↓

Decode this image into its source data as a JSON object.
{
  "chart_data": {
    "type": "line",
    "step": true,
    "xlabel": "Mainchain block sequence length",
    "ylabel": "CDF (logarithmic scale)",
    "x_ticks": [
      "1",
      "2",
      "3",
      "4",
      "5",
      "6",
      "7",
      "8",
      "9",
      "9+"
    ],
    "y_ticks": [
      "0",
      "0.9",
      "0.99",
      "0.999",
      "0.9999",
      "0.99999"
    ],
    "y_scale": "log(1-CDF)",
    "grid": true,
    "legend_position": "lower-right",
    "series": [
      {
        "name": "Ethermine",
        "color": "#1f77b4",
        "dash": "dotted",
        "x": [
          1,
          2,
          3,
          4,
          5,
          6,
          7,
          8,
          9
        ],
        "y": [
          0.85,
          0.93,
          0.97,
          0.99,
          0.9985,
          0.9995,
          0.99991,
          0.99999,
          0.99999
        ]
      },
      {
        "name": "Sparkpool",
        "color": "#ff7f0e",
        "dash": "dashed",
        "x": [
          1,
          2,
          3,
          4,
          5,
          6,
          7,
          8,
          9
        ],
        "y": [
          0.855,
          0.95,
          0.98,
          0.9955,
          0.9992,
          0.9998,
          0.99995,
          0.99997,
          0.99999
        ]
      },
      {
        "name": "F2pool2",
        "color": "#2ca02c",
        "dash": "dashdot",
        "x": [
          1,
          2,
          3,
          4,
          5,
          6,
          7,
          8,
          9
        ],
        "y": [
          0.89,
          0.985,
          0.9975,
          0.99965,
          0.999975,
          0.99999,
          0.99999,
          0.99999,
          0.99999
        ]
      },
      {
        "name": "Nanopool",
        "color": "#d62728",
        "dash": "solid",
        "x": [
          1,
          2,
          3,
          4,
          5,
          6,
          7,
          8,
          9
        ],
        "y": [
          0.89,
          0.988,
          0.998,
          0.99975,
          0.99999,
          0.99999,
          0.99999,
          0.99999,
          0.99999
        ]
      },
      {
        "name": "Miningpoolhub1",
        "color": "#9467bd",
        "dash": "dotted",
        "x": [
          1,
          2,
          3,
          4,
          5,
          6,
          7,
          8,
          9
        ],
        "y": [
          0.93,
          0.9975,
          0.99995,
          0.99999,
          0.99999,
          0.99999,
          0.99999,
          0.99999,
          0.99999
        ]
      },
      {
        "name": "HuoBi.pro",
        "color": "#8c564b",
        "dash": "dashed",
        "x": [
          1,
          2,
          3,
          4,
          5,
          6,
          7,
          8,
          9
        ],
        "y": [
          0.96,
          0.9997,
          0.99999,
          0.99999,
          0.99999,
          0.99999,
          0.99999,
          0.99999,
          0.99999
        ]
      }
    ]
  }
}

↑

Given problem: All of the entries need to be reproduced exactly; please write them out.

Exercise solution:
Decode this image into its source data as a JSON object.
{
  "chart_data": {
    "type": "line",
    "step": true,
    "xlabel": "Mainchain block sequence length",
    "ylabel": "CDF (logarithmic scale)",
    "x_ticks": [
      "1",
      "2",
      "3",
      "4",
      "5",
      "6",
      "7",
      "8",
      "9",
      "9+"
    ],
    "y_ticks": [
      "0",
      "0.9",
      "0.99",
      "0.999",
      "0.9999",
      "0.99999"
    ],
    "y_scale": "log(1-CDF)",
    "grid": true,
    "legend_position": "lower-right",
    "series": [
      {
        "name": "Ethermine",
        "color": "#1f77b4",
        "dash": "dotted",
        "x": [
          1,
          2,
          3,
          4,
          5,
          6,
          7,
          8,
          9
        ],
        "y": [
          0.85,
          0.93,
          0.97,
          0.99,
          0.9985,
          0.9995,
          0.99991,
          0.99999,
          0.99999
        ]
      },
      {
        "name": "Sparkpool",
        "color": "#ff7f0e",
        "dash": "dashed",
        "x": [
          1,
          2,
          3,
          4,
          5,
          6,
          7,
          8,
          9
        ],
        "y": [
          0.855,
          0.95,
          0.98,
          0.9955,
          0.9992,
          0.9998,
          0.99995,
          0.99997,
          0.99999
        ]
      },
      {
        "name": "F2pool2",
        "color": "#2ca02c",
        "dash": "dashdot",
        "x": [
          1,
          2,
          3,
          4,
          5,
          6,
          7,
          8,
          9
        ],
        "y": [
          0.89,
          0.985,
          0.9975,
          0.99965,
          0.999975,
          0.99999,
          0.99999,
          0.99999,
          0.99999
        ]
      },
      {
        "name": "Nanopool",
        "color": "#d62728",
        "dash": "solid",
        "x": [
          1,
          2,
          3,
          4,
          5,
          6,
          7,
          8,
          9
        ],
        "y": [
          0.89,
          0.988,
          0.998,
          0.99975,
          0.99999,
          0.99999,
          0.99999,
          0.99999,
          0.99999
        ]
      },
      {
        "name": "Miningpoolhub1",
        "color": "#9467bd",
        "dash": "dotted",
        "x": [
          1,
          2,
          3,
          4,
          5,
          6,
          7,
          8,
          9
        ],
        "y": [
          0.93,
          0.9975,
          0.99995,
          0.99999,
          0.99999,
          0.99999,
          0.99999,
          0.99999,
          0.99999
        ]
      },
      {
        "name": "HuoBi.pro",
        "color": "#8c564b",
        "dash": "dashed",
        "x": [
          1,
          2,
          3,
          4,
          5,
          6,
          7,
          8,
          9
        ],
        "y": [
          0.96,
          0.9997,
          0.99999,
          0.99999,
          0.99999,
          0.99999,
          0.99999,
          0.99999,
          0.99999
        ]
      }
    ]
  }
}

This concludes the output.